## TO BE DONE:
Take the entries below and reproduce them word for word.

## GIVEN DATA:
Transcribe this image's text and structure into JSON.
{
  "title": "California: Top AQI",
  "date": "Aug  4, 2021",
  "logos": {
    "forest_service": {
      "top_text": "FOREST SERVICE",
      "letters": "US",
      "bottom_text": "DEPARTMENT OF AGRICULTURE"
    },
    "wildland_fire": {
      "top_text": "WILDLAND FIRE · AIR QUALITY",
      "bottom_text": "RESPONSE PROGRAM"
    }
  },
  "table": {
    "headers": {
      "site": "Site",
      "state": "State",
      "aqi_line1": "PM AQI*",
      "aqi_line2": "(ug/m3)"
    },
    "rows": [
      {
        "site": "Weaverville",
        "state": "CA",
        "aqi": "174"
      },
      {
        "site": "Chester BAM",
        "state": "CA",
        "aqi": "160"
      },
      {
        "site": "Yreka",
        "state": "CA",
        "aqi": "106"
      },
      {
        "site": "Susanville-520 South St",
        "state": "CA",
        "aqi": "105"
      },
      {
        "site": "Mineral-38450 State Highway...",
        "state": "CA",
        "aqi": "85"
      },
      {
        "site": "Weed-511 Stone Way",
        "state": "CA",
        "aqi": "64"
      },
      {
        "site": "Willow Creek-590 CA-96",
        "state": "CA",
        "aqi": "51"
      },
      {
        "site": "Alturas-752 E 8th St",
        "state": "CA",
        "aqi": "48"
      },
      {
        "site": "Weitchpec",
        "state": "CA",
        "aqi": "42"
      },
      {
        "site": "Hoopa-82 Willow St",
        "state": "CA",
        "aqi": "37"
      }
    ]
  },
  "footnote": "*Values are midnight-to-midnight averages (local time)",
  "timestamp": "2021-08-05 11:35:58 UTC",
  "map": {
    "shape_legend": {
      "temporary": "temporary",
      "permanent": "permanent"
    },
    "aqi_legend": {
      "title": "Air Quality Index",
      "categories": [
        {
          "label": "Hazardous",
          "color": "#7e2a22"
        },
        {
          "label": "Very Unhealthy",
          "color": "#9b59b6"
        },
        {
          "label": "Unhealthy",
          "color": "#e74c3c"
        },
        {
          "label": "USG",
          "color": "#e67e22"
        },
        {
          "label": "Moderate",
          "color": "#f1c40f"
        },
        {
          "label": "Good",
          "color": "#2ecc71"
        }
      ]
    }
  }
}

## ANSWER TO THIS TASK:
Transcribe this image's text and structure into JSON.
{
  "title": "California: Top AQI",
  "date": "Aug  4, 2021",
  "logos": {
    "forest_service": {
      "top_text": "FOREST SERVICE",
      "letters": "US",
      "bottom_text": "DEPARTMENT OF AGRICULTURE"
    },
    "wildland_fire": {
      "top_text": "WILDLAND FIRE · AIR QUALITY",
      "bottom_text": "RESPONSE PROGRAM"
    }
  },
  "table": {
    "headers": {
      "site": "Site",
      "state": "State",
      "aqi_line1": "PM AQI*",
      "aqi_line2": "(ug/m3)"
    },
    "rows": [
      {
        "site": "Weaverville",
        "state": "CA",
        "aqi": "174"
      },
      {
        "site": "Chester BAM",
        "state": "CA",
        "aqi": "160"
      },
      {
        "site": "Yreka",
        "state": "CA",
        "aqi": "106"
      },
      {
        "site": "Susanville-520 South St",
        "state": "CA",
        "aqi": "105"
      },
      {
        "site": "Mineral-38450 State Highway...",
        "state": "CA",
        "aqi": "85"
      },
      {
        "site": "Weed-511 Stone Way",
        "state": "CA",
        "aqi": "64"
      },
      {
        "site": "Willow Creek-590 CA-96",
        "state": "CA",
        "aqi": "51"
      },
      {
        "site": "Alturas-752 E 8th St",
        "state": "CA",
        "aqi": "48"
      },
      {
        "site": "Weitchpec",
        "state": "CA",
        "aqi": "42"
      },
      {
        "site": "Hoopa-82 Willow St",
        "state": "CA",
        "aqi": "37"
      }
    ]
  },
  "footnote": "*Values are midnight-to-midnight averages (local time)",
  "timestamp": "2021-08-05 11:35:58 UTC",
  "map": {
    "shape_legend": {
      "temporary": "temporary",
      "permanent": "permanent"
    },
    "aqi_legend": {
      "title": "Air Quality Index",
      "categories": [
        {
          "label": "Hazardous",
          "color": "#7e2a22"
        },
        {
          "label": "Very Unhealthy",
          "color": "#9b59b6"
        },
        {
          "label": "Unhealthy",
          "color": "#e74c3c"
        },
        {
          "label": "USG",
          "color": "#e67e22"
        },
        {
          "label": "Moderate",
          "color": "#f1c40f"
        },
        {
          "label": "Good",
          "color": "#2ecc71"
        }
      ]
    }
  }
}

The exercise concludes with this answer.